---------- Raw records ----------

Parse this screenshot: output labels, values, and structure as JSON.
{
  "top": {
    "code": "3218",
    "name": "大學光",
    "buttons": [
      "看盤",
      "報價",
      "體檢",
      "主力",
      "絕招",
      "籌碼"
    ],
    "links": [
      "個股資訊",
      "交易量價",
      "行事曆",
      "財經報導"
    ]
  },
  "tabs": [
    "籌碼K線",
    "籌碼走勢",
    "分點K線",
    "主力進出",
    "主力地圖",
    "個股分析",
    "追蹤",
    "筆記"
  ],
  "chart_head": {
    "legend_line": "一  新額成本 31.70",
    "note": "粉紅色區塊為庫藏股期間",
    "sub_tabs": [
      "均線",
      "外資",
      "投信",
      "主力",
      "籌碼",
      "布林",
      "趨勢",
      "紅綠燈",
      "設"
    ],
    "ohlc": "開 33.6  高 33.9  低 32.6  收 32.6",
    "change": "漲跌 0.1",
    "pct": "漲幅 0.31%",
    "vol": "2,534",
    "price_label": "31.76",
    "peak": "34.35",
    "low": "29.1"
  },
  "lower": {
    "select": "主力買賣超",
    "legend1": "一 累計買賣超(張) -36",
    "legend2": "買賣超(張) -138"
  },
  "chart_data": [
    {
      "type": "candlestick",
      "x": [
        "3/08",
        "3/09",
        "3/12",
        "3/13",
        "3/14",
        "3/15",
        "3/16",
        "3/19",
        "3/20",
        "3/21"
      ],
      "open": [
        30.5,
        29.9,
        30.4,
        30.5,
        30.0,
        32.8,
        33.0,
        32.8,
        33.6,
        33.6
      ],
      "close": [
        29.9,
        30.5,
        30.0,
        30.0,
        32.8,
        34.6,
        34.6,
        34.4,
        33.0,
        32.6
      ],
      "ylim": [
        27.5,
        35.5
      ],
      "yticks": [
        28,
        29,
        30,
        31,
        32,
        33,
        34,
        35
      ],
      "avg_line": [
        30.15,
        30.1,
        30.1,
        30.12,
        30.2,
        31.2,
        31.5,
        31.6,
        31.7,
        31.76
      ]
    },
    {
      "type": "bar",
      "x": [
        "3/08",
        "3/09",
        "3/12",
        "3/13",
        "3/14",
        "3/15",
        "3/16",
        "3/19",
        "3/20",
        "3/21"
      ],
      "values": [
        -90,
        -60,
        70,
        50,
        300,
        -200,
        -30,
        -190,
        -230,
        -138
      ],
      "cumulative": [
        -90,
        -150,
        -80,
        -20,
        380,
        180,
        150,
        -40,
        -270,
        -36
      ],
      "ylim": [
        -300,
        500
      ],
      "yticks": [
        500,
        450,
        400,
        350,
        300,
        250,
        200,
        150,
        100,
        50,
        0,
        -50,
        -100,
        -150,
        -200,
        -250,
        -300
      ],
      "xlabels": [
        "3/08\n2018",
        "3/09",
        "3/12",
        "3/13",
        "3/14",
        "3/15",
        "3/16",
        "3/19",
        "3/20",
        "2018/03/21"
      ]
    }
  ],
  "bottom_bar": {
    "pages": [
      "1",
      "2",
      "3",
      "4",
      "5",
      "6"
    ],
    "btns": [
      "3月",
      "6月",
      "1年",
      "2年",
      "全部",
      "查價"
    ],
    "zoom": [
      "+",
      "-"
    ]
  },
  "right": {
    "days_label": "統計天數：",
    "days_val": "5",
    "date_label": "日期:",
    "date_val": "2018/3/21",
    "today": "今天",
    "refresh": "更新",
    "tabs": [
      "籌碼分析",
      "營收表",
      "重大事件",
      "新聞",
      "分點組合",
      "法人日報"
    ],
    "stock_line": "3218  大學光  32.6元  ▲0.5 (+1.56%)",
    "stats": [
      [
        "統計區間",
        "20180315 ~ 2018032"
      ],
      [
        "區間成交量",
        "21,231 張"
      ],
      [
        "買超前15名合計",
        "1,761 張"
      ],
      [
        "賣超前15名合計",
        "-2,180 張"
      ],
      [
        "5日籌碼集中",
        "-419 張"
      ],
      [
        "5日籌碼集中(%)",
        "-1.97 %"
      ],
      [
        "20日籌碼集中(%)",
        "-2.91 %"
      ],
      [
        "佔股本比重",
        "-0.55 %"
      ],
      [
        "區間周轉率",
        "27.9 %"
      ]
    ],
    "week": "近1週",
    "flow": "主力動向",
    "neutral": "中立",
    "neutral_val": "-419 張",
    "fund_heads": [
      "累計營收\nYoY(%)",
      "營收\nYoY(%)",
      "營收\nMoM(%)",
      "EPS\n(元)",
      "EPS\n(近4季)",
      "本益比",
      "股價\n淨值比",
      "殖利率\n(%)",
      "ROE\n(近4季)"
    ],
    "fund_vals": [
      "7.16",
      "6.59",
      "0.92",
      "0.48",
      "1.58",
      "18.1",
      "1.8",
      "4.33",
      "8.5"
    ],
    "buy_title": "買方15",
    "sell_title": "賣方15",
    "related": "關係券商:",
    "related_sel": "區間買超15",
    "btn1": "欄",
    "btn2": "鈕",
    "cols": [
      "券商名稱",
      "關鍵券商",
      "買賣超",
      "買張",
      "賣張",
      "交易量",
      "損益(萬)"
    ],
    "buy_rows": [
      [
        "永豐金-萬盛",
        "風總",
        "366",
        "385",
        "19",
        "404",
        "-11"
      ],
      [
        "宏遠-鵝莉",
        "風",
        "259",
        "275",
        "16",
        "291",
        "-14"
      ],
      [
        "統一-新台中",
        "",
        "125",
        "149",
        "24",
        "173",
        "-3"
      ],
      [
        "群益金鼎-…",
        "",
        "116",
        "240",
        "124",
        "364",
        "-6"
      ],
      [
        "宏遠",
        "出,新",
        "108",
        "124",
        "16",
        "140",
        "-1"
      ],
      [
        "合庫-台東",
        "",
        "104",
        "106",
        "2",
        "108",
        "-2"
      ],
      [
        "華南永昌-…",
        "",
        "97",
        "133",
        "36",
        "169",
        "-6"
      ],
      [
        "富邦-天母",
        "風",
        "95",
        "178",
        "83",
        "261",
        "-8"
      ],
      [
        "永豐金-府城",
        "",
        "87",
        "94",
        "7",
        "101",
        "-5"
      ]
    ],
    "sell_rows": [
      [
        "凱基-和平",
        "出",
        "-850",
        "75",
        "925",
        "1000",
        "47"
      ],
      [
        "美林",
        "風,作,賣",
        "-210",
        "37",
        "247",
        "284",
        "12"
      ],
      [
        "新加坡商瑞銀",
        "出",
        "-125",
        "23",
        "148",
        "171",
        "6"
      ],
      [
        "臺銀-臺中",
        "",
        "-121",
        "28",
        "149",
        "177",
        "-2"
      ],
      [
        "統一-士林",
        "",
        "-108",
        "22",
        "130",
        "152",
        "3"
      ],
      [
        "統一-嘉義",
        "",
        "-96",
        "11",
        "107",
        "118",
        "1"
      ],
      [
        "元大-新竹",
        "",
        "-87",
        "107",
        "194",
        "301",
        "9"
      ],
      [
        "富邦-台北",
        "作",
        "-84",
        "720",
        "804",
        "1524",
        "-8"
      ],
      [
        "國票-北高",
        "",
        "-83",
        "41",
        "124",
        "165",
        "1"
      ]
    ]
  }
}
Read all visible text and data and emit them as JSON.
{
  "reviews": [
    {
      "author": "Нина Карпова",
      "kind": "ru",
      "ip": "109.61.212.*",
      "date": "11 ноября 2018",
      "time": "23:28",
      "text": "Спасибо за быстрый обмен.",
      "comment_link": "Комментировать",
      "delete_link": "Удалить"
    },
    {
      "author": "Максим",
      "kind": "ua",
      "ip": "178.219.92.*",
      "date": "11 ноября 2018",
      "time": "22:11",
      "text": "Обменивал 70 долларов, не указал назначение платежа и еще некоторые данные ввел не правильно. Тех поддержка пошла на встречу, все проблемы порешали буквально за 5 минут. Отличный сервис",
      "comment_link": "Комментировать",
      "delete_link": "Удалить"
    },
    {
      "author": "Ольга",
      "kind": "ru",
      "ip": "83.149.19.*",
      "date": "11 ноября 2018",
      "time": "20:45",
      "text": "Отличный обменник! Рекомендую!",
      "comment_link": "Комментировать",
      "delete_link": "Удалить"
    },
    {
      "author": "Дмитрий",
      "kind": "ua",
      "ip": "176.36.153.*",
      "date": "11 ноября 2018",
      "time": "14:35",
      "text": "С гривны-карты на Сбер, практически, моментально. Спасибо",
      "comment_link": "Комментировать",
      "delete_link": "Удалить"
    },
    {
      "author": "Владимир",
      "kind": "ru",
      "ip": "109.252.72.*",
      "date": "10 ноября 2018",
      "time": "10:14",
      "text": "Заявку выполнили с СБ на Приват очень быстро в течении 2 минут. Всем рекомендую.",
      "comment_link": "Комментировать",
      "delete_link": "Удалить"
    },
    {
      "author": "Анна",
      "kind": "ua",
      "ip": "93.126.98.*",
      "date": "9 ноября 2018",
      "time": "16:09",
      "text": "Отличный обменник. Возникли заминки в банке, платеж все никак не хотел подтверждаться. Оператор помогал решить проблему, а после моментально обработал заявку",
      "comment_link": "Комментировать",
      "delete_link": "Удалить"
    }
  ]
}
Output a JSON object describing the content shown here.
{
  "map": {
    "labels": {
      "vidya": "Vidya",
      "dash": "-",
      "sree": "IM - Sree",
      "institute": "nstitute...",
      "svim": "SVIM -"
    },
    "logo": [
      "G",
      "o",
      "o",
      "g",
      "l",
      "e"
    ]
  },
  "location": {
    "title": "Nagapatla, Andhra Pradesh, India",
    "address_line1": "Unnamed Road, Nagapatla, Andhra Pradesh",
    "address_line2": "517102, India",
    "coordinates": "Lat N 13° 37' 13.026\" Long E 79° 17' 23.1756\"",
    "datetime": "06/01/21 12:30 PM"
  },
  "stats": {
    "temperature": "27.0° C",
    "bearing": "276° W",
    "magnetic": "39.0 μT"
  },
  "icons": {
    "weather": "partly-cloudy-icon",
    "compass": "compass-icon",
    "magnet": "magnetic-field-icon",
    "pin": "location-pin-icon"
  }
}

----------

▶ **Objective**
Transcribe word for word the lines from the one holding "Output a JSON" to the last line of the listing above, inclusive.

▶ **Task response**
Output a JSON object describing the content shown here.
{
  "map": {
    "labels": {
      "vidya": "Vidya",
      "dash": "-",
      "sree": "IM - Sree",
      "institute": "nstitute...",
      "svim": "SVIM -"
    },
    "logo": [
      "G",
      "o",
      "o",
      "g",
      "l",
      "e"
    ]
  },
  "location": {
    "title": "Nagapatla, Andhra Pradesh, India",
    "address_line1": "Unnamed Road, Nagapatla, Andhra Pradesh",
    "address_line2": "517102, India",
    "coordinates": "Lat N 13° 37' 13.026\" Long E 79° 17' 23.1756\"",
    "datetime": "06/01/21 12:30 PM"
  },
  "stats": {
    "temperature": "27.0° C",
    "bearing": "276° W",
    "magnetic": "39.0 μT"
  },
  "icons": {
    "weather": "partly-cloudy-icon",
    "compass": "compass-icon",
    "magnet": "magnetic-field-icon",
    "pin": "location-pin-icon"
  }
}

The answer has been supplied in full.